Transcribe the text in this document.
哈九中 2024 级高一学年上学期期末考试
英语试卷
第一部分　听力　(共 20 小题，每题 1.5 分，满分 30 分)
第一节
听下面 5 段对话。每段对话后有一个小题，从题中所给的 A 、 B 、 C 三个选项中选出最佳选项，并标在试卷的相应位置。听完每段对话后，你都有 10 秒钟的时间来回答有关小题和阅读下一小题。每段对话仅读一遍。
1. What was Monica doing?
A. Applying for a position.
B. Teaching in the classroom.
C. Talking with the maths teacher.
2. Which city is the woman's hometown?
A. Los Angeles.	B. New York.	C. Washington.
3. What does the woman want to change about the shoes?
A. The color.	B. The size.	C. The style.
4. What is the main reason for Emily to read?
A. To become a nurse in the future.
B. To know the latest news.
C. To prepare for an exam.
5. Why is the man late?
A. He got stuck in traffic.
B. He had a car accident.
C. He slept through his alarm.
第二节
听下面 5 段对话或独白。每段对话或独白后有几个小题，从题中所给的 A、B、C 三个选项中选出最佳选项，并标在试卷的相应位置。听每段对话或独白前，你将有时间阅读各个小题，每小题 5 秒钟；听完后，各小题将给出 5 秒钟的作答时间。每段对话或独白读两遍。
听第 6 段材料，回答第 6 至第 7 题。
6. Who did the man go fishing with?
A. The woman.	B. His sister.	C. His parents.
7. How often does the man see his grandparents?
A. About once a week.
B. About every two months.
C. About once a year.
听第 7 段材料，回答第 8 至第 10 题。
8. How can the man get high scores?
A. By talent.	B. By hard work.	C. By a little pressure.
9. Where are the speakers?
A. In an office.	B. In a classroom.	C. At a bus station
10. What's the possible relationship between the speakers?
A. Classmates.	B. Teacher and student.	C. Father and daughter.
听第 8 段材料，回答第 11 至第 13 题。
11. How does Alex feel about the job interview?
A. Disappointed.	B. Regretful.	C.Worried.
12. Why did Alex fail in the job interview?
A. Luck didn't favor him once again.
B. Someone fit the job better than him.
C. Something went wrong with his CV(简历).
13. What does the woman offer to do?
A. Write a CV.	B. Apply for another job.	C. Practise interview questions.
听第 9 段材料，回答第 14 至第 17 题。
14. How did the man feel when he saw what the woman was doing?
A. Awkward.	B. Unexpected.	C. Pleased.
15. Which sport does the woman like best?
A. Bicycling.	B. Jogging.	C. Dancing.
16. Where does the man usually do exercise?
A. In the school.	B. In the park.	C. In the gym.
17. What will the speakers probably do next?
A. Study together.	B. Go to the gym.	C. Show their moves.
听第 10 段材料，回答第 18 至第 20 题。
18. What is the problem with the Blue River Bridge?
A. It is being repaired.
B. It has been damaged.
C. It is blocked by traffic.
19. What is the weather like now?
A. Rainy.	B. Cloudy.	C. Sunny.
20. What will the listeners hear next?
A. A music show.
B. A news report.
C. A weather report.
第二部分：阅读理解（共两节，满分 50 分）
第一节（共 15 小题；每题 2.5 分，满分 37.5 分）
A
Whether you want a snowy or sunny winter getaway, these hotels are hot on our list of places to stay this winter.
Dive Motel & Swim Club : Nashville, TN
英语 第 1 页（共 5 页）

□ □ □

Exercise description. Retype each record exactly, leaving nothing out.

Reply.
Transcribe the text in this document.
哈九中 2024 级高一学年上学期期末考试
英语试卷
第一部分　听力　(共 20 小题，每题 1.5 分，满分 30 分)
第一节
听下面 5 段对话。每段对话后有一个小题，从题中所给的 A 、 B 、 C 三个选项中选出最佳选项，并标在试卷的相应位置。听完每段对话后，你都有 10 秒钟的时间来回答有关小题和阅读下一小题。每段对话仅读一遍。
1. What was Monica doing?
A. Applying for a position.
B. Teaching in the classroom.
C. Talking with the maths teacher.
2. Which city is the woman's hometown?
A. Los Angeles.	B. New York.	C. Washington.
3. What does the woman want to change about the shoes?
A. The color.	B. The size.	C. The style.
4. What is the main reason for Emily to read?
A. To become a nurse in the future.
B. To know the latest news.
C. To prepare for an exam.
5. Why is the man late?
A. He got stuck in traffic.
B. He had a car accident.
C. He slept through his alarm.
第二节
听下面 5 段对话或独白。每段对话或独白后有几个小题，从题中所给的 A、B、C 三个选项中选出最佳选项，并标在试卷的相应位置。听每段对话或独白前，你将有时间阅读各个小题，每小题 5 秒钟；听完后，各小题将给出 5 秒钟的作答时间。每段对话或独白读两遍。
听第 6 段材料，回答第 6 至第 7 题。
6. Who did the man go fishing with?
A. The woman.	B. His sister.	C. His parents.
7. How often does the man see his grandparents?
A. About once a week.
B. About every two months.
C. About once a year.
听第 7 段材料，回答第 8 至第 10 题。
8. How can the man get high scores?
A. By talent.	B. By hard work.	C. By a little pressure.
9. Where are the speakers?
A. In an office.	B. In a classroom.	C. At a bus station
10. What's the possible relationship between the speakers?
A. Classmates.	B. Teacher and student.	C. Father and daughter.
听第 8 段材料，回答第 11 至第 13 题。
11. How does Alex feel about the job interview?
A. Disappointed.	B. Regretful.	C.Worried.
12. Why did Alex fail in the job interview?
A. Luck didn't favor him once again.
B. Someone fit the job better than him.
C. Something went wrong with his CV(简历).
13. What does the woman offer to do?
A. Write a CV.	B. Apply for another job.	C. Practise interview questions.
听第 9 段材料，回答第 14 至第 17 题。
14. How did the man feel when he saw what the woman was doing?
A. Awkward.	B. Unexpected.	C. Pleased.
15. Which sport does the woman like best?
A. Bicycling.	B. Jogging.	C. Dancing.
16. Where does the man usually do exercise?
A. In the school.	B. In the park.	C. In the gym.
17. What will the speakers probably do next?
A. Study together.	B. Go to the gym.	C. Show their moves.
听第 10 段材料，回答第 18 至第 20 题。
18. What is the problem with the Blue River Bridge?
A. It is being repaired.
B. It has been damaged.
C. It is blocked by traffic.
19. What is the weather like now?
A. Rainy.	B. Cloudy.	C. Sunny.
20. What will the listeners hear next?
A. A music show.
B. A news report.
C. A weather report.
第二部分：阅读理解（共两节，满分 50 分）
第一节（共 15 小题；每题 2.5 分，满分 37.5 分）
A
Whether you want a snowy or sunny winter getaway, these hotels are hot on our list of places to stay this winter.
Dive Motel & Swim Club : Nashville, TN
英语 第 1 页（共 5 页）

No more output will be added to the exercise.